Lines of data:
---+---

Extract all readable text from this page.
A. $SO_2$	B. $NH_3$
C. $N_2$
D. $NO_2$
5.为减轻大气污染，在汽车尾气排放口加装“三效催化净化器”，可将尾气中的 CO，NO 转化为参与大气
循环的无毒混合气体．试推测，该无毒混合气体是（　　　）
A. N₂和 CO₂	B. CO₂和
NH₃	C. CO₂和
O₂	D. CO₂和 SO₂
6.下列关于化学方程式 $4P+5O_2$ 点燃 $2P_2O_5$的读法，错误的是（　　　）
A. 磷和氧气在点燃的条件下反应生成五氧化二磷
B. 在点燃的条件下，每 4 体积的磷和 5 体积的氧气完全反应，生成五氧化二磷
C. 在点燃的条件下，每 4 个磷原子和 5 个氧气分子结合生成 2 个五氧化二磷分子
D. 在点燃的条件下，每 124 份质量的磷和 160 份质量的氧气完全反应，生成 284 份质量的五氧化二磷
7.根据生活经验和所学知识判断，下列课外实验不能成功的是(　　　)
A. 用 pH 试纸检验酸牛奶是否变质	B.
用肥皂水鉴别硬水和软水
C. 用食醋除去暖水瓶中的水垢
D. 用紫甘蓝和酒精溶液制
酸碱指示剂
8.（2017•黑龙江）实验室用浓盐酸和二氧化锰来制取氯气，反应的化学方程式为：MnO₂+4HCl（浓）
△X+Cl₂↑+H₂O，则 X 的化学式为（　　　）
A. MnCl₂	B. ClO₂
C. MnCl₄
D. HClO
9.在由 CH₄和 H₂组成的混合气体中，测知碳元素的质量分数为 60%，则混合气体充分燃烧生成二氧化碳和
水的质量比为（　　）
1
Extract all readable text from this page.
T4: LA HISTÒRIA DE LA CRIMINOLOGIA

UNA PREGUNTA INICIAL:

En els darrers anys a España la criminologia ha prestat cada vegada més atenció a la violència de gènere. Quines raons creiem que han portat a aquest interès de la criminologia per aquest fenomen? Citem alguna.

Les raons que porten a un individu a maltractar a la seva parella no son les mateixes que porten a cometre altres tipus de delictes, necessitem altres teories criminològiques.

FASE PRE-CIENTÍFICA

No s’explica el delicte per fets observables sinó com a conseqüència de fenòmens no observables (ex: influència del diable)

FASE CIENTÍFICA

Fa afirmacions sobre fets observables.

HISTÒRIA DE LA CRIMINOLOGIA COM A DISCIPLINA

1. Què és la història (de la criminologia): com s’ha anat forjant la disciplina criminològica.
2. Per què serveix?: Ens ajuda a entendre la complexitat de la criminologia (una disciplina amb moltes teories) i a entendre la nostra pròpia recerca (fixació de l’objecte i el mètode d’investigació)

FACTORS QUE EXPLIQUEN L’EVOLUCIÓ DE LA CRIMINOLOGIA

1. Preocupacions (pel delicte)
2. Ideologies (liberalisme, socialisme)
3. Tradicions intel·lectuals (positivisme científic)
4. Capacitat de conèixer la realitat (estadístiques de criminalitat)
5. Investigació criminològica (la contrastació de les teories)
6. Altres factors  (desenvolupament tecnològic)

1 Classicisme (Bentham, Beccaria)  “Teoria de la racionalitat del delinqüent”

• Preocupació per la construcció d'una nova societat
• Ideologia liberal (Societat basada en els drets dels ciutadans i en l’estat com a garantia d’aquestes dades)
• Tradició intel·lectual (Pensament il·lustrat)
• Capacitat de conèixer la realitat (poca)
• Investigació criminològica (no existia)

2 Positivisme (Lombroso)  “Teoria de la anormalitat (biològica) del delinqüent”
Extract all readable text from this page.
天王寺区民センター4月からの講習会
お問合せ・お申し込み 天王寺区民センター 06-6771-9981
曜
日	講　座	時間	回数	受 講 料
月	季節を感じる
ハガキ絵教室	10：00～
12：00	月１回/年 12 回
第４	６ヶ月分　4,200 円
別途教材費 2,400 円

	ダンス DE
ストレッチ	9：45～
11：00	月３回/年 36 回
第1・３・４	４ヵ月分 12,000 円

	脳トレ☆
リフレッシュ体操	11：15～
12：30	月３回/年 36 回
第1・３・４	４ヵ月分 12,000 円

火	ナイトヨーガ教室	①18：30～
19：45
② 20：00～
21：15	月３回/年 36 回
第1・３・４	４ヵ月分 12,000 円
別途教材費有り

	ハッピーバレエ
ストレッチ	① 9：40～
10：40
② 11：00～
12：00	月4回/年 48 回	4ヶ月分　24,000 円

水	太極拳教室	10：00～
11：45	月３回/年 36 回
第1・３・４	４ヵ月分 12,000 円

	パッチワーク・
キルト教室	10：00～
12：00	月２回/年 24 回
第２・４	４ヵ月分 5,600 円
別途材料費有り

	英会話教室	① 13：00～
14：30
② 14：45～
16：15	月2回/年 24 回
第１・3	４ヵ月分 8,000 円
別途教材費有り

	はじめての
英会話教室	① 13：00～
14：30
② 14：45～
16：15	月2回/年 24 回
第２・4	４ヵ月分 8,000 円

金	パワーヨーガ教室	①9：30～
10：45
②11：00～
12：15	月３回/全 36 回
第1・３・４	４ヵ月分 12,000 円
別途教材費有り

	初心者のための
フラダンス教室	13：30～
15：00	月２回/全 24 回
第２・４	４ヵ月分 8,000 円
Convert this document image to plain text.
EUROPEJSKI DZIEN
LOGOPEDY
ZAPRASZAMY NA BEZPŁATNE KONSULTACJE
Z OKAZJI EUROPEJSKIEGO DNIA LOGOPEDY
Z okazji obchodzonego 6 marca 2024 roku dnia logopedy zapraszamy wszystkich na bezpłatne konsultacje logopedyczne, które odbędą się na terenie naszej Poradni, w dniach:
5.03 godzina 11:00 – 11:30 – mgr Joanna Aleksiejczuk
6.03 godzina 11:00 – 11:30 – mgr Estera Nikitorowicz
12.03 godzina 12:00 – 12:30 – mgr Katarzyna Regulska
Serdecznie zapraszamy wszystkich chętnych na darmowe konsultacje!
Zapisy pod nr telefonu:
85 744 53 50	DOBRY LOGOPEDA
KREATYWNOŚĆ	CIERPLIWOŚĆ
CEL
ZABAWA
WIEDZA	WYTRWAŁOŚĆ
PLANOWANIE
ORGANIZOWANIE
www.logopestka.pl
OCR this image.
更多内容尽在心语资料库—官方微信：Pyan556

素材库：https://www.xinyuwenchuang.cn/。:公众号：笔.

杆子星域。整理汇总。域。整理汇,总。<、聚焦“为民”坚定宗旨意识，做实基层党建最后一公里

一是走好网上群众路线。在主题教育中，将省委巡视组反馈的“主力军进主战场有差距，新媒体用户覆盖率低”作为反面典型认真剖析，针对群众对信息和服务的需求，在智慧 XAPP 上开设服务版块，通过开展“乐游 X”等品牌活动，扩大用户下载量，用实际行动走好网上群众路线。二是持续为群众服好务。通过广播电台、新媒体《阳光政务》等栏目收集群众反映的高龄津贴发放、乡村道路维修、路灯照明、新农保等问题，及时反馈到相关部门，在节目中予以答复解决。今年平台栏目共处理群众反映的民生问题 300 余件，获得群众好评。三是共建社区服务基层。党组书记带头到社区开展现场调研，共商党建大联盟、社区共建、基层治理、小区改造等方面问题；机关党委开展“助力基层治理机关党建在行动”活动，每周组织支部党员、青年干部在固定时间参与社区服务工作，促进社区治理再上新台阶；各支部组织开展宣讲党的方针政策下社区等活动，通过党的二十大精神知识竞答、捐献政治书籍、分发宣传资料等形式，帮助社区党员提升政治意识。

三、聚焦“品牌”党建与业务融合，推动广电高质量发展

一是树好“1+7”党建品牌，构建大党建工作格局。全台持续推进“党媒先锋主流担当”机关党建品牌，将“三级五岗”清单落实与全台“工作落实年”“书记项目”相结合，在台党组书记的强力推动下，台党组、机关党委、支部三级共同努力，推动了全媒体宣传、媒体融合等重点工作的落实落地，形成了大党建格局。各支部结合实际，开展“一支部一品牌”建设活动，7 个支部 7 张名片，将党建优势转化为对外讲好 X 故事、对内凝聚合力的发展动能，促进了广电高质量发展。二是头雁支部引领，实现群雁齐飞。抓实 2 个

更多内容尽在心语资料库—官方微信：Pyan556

---+---

Objective
List all lines above in which the string "observables" appears.

Response
No s’explica el delicte per fets observables sinó com a conseqüència de fenòmens no observables (ex: influència del diable)
Fa afirmacions sobre fets observables.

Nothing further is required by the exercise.